[Collection entries]
- - - - - - -

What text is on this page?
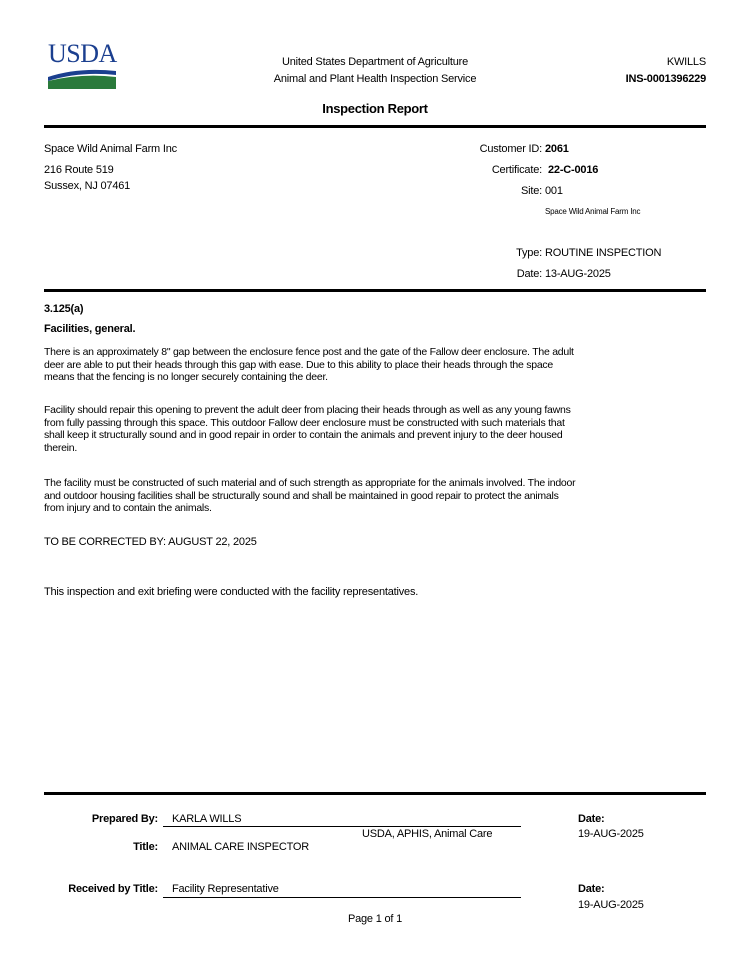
USDA	United States Department of Agriculture
Animal and Plant Health Inspection Service
KWILLS
INS-0001396229
Inspection Report
Space Wild Animal Farm Inc
216 Route 519
Sussex, NJ 07461
Customer ID: 2061
Certificate: 22-C-0016
Site: 001
Space Wild Animal Farm Inc
Type: ROUTINE INSPECTION
Date: 13-AUG-2025
3.125(a)
Facilities, general.
There is an approximately 8" gap between the enclosure fence post and the gate of the Fallow deer enclosure. The adult
deer are able to put their heads through this gap with ease. Due to this ability to place their heads through the space
means that the fencing is no longer securely containing the deer.
Facility should repair this opening to prevent the adult deer from placing their heads through as well as any young fawns
from fully passing through this space. This outdoor Fallow deer enclosure must be constructed with such materials that
shall keep it structurally sound and in good repair in order to contain the animals and prevent injury to the deer housed
therein.
The facility must be constructed of such material and of such strength as appropriate for the animals involved. The indoor
and outdoor housing facilities shall be structurally sound and shall be maintained in good repair to protect the animals
from injury and to contain the animals.
TO BE CORRECTED BY: AUGUST 22, 2025
This inspection and exit briefing were conducted with the facility representatives.
Prepared By: KARLA WILLS
USDA, APHIS, Animal Care
Date:
19-AUG-2025
Title: ANIMAL CARE INSPECTOR
Received by Title: Facility Representative	Date:
19-AUG-2025
Page 1 of 1
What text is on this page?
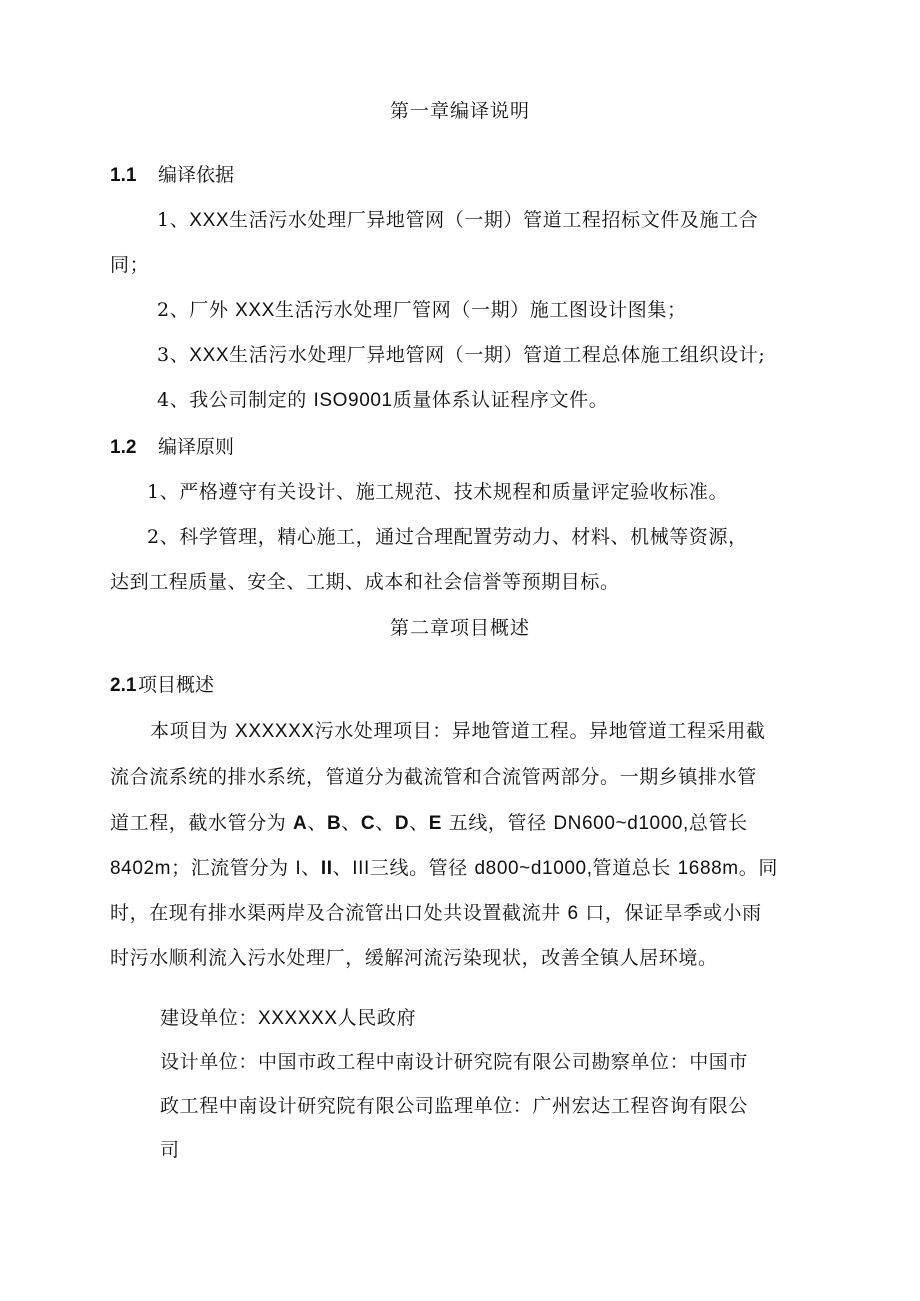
第一章编译说明
1.1 编译依据
1、XXX生活污水处理厂异地管网（一期）管道工程招标文件及施工合
同；
2、厂外 XXX生活污水处理厂管网（一期）施工图设计图集；
3、XXX生活污水处理厂异地管网（一期）管道工程总体施工组织设计;
4、我公司制定的 ISO9001质量体系认证程序文件。
1.2 编译原则
1、严格遵守有关设计、施工规范、技术规程和质量评定验收标准。
2、科学管理，精心施工，通过合理配置劳动力、材料、机械等资源，
达到工程质量、安全、工期、成本和社会信誉等预期目标。
第二章项目概述
2.1项目概述
本项目为 XXXXXX污水处理项目：异地管道工程。异地管道工程采用截
流合流系统的排水系统，管道分为截流管和合流管两部分。一期乡镇排水管
道工程，截水管分为 A、B、C、D、E 五线，管径 DN600~d1000,总管长
8402m；汇流管分为 I、II、III三线。管径 d800~d1000,管道总长 1688m。同
时，在现有排水渠两岸及合流管出口处共设置截流井 6 口，保证旱季或小雨
时污水顺利流入污水处理厂，缓解河流污染现状，改善全镇人居环境。
建设单位：XXXXXX人民政府
设计单位：中国市政工程中南设计研究院有限公司勘察单位：中国市
政工程中南设计研究院有限公司监理单位：广州宏达工程咨询有限公
司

- - - - - - -

Repeat the records above exactly, leaving out the pictures.

TASK RESULT
What text is on this page?
USDA	United States Department of Agriculture
Animal and Plant Health Inspection Service
KWILLS
INS-0001396229
Inspection Report
Space Wild Animal Farm Inc
216 Route 519
Sussex, NJ 07461
Customer ID: 2061
Certificate: 22-C-0016
Site: 001
Space Wild Animal Farm Inc
Type: ROUTINE INSPECTION
Date: 13-AUG-2025
3.125(a)
Facilities, general.
There is an approximately 8" gap between the enclosure fence post and the gate of the Fallow deer enclosure. The adult
deer are able to put their heads through this gap with ease. Due to this ability to place their heads through the space
means that the fencing is no longer securely containing the deer.
Facility should repair this opening to prevent the adult deer from placing their heads through as well as any young fawns
from fully passing through this space. This outdoor Fallow deer enclosure must be constructed with such materials that
shall keep it structurally sound and in good repair in order to contain the animals and prevent injury to the deer housed
therein.
The facility must be constructed of such material and of such strength as appropriate for the animals involved. The indoor
and outdoor housing facilities shall be structurally sound and shall be maintained in good repair to protect the animals
from injury and to contain the animals.
TO BE CORRECTED BY: AUGUST 22, 2025
This inspection and exit briefing were conducted with the facility representatives.
Prepared By: KARLA WILLS
USDA, APHIS, Animal Care
Date:
19-AUG-2025
Title: ANIMAL CARE INSPECTOR
Received by Title: Facility Representative	Date:
19-AUG-2025
Page 1 of 1
What text is on this page?
第一章编译说明
1.1 编译依据
1、XXX生活污水处理厂异地管网（一期）管道工程招标文件及施工合
同；
2、厂外 XXX生活污水处理厂管网（一期）施工图设计图集；
3、XXX生活污水处理厂异地管网（一期）管道工程总体施工组织设计;
4、我公司制定的 ISO9001质量体系认证程序文件。
1.2 编译原则
1、严格遵守有关设计、施工规范、技术规程和质量评定验收标准。
2、科学管理，精心施工，通过合理配置劳动力、材料、机械等资源，
达到工程质量、安全、工期、成本和社会信誉等预期目标。
第二章项目概述
2.1项目概述
本项目为 XXXXXX污水处理项目：异地管道工程。异地管道工程采用截
流合流系统的排水系统，管道分为截流管和合流管两部分。一期乡镇排水管
道工程，截水管分为 A、B、C、D、E 五线，管径 DN600~d1000,总管长
8402m；汇流管分为 I、II、III三线。管径 d800~d1000,管道总长 1688m。同
时，在现有排水渠两岸及合流管出口处共设置截流井 6 口，保证旱季或小雨
时污水顺利流入污水处理厂，缓解河流污染现状，改善全镇人居环境。
建设单位：XXXXXX人民政府
设计单位：中国市政工程中南设计研究院有限公司勘察单位：中国市
政工程中南设计研究院有限公司监理单位：广州宏达工程咨询有限公
司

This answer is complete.